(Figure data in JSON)
####
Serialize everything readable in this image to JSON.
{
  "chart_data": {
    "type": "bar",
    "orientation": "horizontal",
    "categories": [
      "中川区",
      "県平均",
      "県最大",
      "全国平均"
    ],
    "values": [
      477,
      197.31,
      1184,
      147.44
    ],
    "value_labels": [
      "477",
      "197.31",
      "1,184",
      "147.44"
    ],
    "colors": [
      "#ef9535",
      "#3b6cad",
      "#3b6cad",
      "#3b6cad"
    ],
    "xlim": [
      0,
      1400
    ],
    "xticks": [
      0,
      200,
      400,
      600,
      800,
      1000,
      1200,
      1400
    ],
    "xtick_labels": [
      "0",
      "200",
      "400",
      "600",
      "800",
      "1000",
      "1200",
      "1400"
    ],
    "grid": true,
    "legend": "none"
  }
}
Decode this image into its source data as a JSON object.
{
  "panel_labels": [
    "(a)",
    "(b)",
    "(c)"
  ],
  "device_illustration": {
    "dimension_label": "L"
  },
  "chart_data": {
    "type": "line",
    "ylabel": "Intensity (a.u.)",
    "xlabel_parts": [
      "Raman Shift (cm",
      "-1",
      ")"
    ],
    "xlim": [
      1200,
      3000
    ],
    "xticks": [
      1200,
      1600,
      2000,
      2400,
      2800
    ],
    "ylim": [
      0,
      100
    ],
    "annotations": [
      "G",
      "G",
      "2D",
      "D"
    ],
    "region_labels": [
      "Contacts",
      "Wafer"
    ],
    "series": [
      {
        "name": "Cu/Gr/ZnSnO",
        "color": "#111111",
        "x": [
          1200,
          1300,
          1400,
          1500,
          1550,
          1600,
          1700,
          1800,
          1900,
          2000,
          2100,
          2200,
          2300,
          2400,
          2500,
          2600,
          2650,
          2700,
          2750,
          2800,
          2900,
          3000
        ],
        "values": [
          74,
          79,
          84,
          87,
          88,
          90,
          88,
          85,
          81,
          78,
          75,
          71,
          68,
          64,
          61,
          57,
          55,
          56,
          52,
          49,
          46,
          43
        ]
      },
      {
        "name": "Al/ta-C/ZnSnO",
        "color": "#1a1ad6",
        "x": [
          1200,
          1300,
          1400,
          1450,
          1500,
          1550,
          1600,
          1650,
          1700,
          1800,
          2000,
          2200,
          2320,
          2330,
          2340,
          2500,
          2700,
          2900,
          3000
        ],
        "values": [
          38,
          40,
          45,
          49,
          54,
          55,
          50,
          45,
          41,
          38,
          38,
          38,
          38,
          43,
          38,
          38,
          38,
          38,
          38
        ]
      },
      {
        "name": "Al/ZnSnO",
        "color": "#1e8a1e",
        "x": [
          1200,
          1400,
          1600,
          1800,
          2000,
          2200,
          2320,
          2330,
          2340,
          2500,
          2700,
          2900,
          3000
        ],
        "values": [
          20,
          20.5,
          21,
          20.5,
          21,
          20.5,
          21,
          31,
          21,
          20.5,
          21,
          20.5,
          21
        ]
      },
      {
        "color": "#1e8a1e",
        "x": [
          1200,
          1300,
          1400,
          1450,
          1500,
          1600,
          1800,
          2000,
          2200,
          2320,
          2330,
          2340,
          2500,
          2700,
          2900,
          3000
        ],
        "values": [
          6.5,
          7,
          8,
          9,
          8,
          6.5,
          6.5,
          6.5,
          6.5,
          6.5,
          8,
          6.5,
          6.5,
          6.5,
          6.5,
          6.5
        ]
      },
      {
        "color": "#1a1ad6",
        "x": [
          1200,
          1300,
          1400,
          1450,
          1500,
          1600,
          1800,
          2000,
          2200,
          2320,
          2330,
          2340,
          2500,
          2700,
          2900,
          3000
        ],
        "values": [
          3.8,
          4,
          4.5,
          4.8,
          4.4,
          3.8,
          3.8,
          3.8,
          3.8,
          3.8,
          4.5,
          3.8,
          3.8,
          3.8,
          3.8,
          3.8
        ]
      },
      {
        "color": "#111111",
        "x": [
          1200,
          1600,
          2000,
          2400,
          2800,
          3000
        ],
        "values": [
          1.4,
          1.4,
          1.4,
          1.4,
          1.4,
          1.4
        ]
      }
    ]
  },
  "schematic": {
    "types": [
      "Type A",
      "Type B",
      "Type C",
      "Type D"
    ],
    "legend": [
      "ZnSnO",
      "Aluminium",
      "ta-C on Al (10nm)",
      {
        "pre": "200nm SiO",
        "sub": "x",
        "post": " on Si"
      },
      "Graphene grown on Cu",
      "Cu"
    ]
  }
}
####
WHAT TO WORK ON — Reproduce the entire listing word for word.

RESULT —
Serialize everything readable in this image to JSON.
{
  "chart_data": {
    "type": "bar",
    "orientation": "horizontal",
    "categories": [
      "中川区",
      "県平均",
      "県最大",
      "全国平均"
    ],
    "values": [
      477,
      197.31,
      1184,
      147.44
    ],
    "value_labels": [
      "477",
      "197.31",
      "1,184",
      "147.44"
    ],
    "colors": [
      "#ef9535",
      "#3b6cad",
      "#3b6cad",
      "#3b6cad"
    ],
    "xlim": [
      0,
      1400
    ],
    "xticks": [
      0,
      200,
      400,
      600,
      800,
      1000,
      1200,
      1400
    ],
    "xtick_labels": [
      "0",
      "200",
      "400",
      "600",
      "800",
      "1000",
      "1200",
      "1400"
    ],
    "grid": true,
    "legend": "none"
  }
}
Decode this image into its source data as a JSON object.
{
  "panel_labels": [
    "(a)",
    "(b)",
    "(c)"
  ],
  "device_illustration": {
    "dimension_label": "L"
  },
  "chart_data": {
    "type": "line",
    "ylabel": "Intensity (a.u.)",
    "xlabel_parts": [
      "Raman Shift (cm",
      "-1",
      ")"
    ],
    "xlim": [
      1200,
      3000
    ],
    "xticks": [
      1200,
      1600,
      2000,
      2400,
      2800
    ],
    "ylim": [
      0,
      100
    ],
    "annotations": [
      "G",
      "G",
      "2D",
      "D"
    ],
    "region_labels": [
      "Contacts",
      "Wafer"
    ],
    "series": [
      {
        "name": "Cu/Gr/ZnSnO",
        "color": "#111111",
        "x": [
          1200,
          1300,
          1400,
          1500,
          1550,
          1600,
          1700,
          1800,
          1900,
          2000,
          2100,
          2200,
          2300,
          2400,
          2500,
          2600,
          2650,
          2700,
          2750,
          2800,
          2900,
          3000
        ],
        "values": [
          74,
          79,
          84,
          87,
          88,
          90,
          88,
          85,
          81,
          78,
          75,
          71,
          68,
          64,
          61,
          57,
          55,
          56,
          52,
          49,
          46,
          43
        ]
      },
      {
        "name": "Al/ta-C/ZnSnO",
        "color": "#1a1ad6",
        "x": [
          1200,
          1300,
          1400,
          1450,
          1500,
          1550,
          1600,
          1650,
          1700,
          1800,
          2000,
          2200,
          2320,
          2330,
          2340,
          2500,
          2700,
          2900,
          3000
        ],
        "values": [
          38,
          40,
          45,
          49,
          54,
          55,
          50,
          45,
          41,
          38,
          38,
          38,
          38,
          43,
          38,
          38,
          38,
          38,
          38
        ]
      },
      {
        "name": "Al/ZnSnO",
        "color": "#1e8a1e",
        "x": [
          1200,
          1400,
          1600,
          1800,
          2000,
          2200,
          2320,
          2330,
          2340,
          2500,
          2700,
          2900,
          3000
        ],
        "values": [
          20,
          20.5,
          21,
          20.5,
          21,
          20.5,
          21,
          31,
          21,
          20.5,
          21,
          20.5,
          21
        ]
      },
      {
        "color": "#1e8a1e",
        "x": [
          1200,
          1300,
          1400,
          1450,
          1500,
          1600,
          1800,
          2000,
          2200,
          2320,
          2330,
          2340,
          2500,
          2700,
          2900,
          3000
        ],
        "values": [
          6.5,
          7,
          8,
          9,
          8,
          6.5,
          6.5,
          6.5,
          6.5,
          6.5,
          8,
          6.5,
          6.5,
          6.5,
          6.5,
          6.5
        ]
      },
      {
        "color": "#1a1ad6",
        "x": [
          1200,
          1300,
          1400,
          1450,
          1500,
          1600,
          1800,
          2000,
          2200,
          2320,
          2330,
          2340,
          2500,
          2700,
          2900,
          3000
        ],
        "values": [
          3.8,
          4,
          4.5,
          4.8,
          4.4,
          3.8,
          3.8,
          3.8,
          3.8,
          3.8,
          4.5,
          3.8,
          3.8,
          3.8,
          3.8,
          3.8
        ]
      },
      {
        "color": "#111111",
        "x": [
          1200,
          1600,
          2000,
          2400,
          2800,
          3000
        ],
        "values": [
          1.4,
          1.4,
          1.4,
          1.4,
          1.4,
          1.4
        ]
      }
    ]
  },
  "schematic": {
    "types": [
      "Type A",
      "Type B",
      "Type C",
      "Type D"
    ],
    "legend": [
      "ZnSnO",
      "Aluminium",
      "ta-C on Al (10nm)",
      {
        "pre": "200nm SiO",
        "sub": "x",
        "post": " on Si"
      },
      "Graphene grown on Cu",
      "Cu"
    ]
  }
}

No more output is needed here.